Directions for this task: Copy the Bath Side bay passage from "British Rail was" up to and including "next 14 years.", swapping "enthusiastic" for "eager".

** begin Excerpt **

Reclamation and development of the Bath Side bay had been dreamt about and rejected as, at worst, impractical, and, at best, uneconomic, for many years. But about 1968, Robert Earley and Partners—now Earley Campling Lee and Partners—later in association with the Earlpar Development Company, commissioned studies which in 1969 were explained to British Rail. Thus was first established the feasibility of the scheme. That and a series of soil surveys, hydrological studies and other investigations were commissioned by the Earlpar Development Company, it having the copyright, which was made freely available to British Rail on the clear understanding—repeatedly confirmed—that the Earlpar Development Company would carry out the scheme.

As regards British Rail, and later Sealink, it lay with the freeholder to grant a development agreement so that Earlpar Development Company could have access to the tidal mud flats in the first place. That development agreement was to be followed by a lease of the land once it had been reclaimed.

British Rail was throughout sympathetic, even enthusiastic, but anxieties about competition and a greed for extracting the maximum reliability inhibited progress. The consultant's—Earlpar Development Company—first approach was on 22 October 1969, and it was rewarded with a sympathetic reply from British Rail early in 1970, setting the tone of the relationship which would exist for the next 14 years.

The letter from British Rail read:

I assure you that if any useful developments could be introduced into the Bath Side area at Harwich, the Board would be only too pleased to assist by making land available. Our past considerations of this matter have always led us to believe that the cost of reclamation would be prohibitive, but since your company appear to be sure that more modern methods of reclamation will make this a feasible proposition, you may rest assured that the Board do not wish to place any obstacle in your way. A series of letters and meetings followed, during which, in April 1971, British Rail confirmed its intent to the point that Earlpar enjoyed its support for the Bath Side Bay Development Bill, which was enacted in August 1972. One and a half years later, in February 1974, draft heads of intention were agreed in a 10,000-word document of 34 pages. The worst sticking points were British Rail's protectionist requirement against Earlpar's port servicing trade with Benelux or any port in France as far west as Boulogne. But, despite that, three letters from the British Rail chairman, Mr. Richard Marsh—who is now in the Upper House—confirmed British Rail's readiness to proceed.

** end Excerpt **
** begin Supplied information **

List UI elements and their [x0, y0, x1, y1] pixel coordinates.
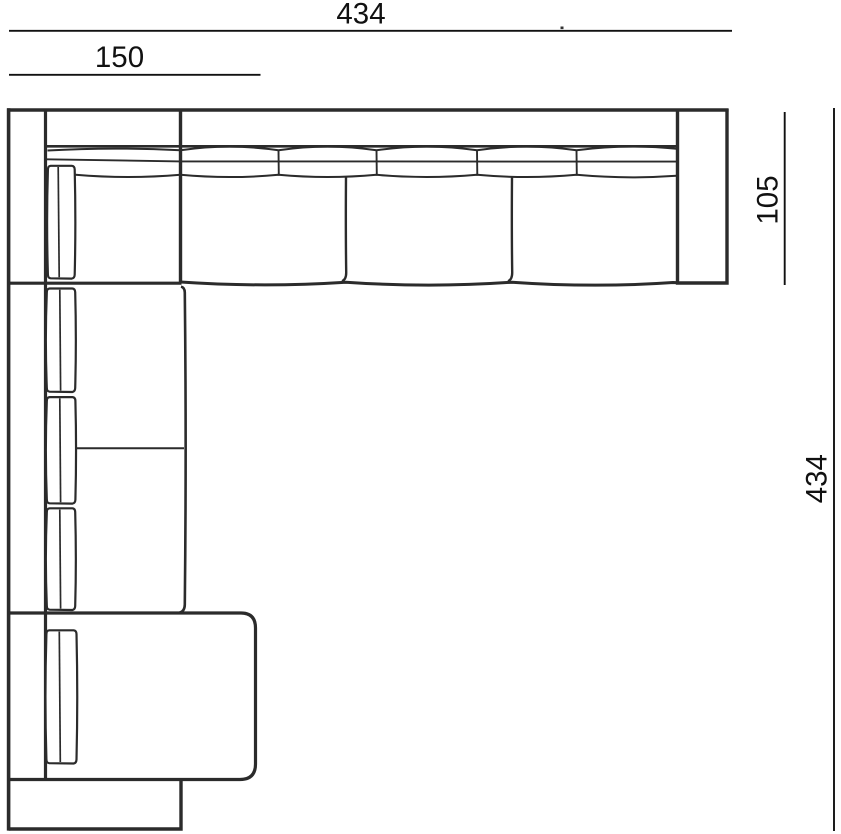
svg-text:434: 434 [801, 454, 834, 503]
svg-text:434: 434 [336, 0, 385, 31]
svg-text:150: 150 [95, 41, 144, 74]
svg-text:105: 105 [752, 175, 785, 224]
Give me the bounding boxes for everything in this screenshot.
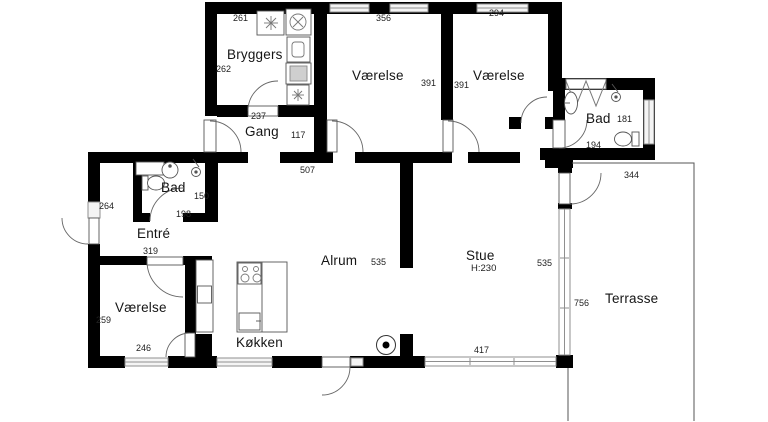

** end Supplied information **

Expected output:
British Rail was throughout sympathetic, even eager, but anxieties about competition and a greed for extracting the maximum reliability inhibited progress. The consultant's—Earlpar Development Company—first approach was on 22 October 1969, and it was rewarded with a sympathetic reply from British Rail early in 1970, setting the tone of the relationship which would exist for the next 14 years.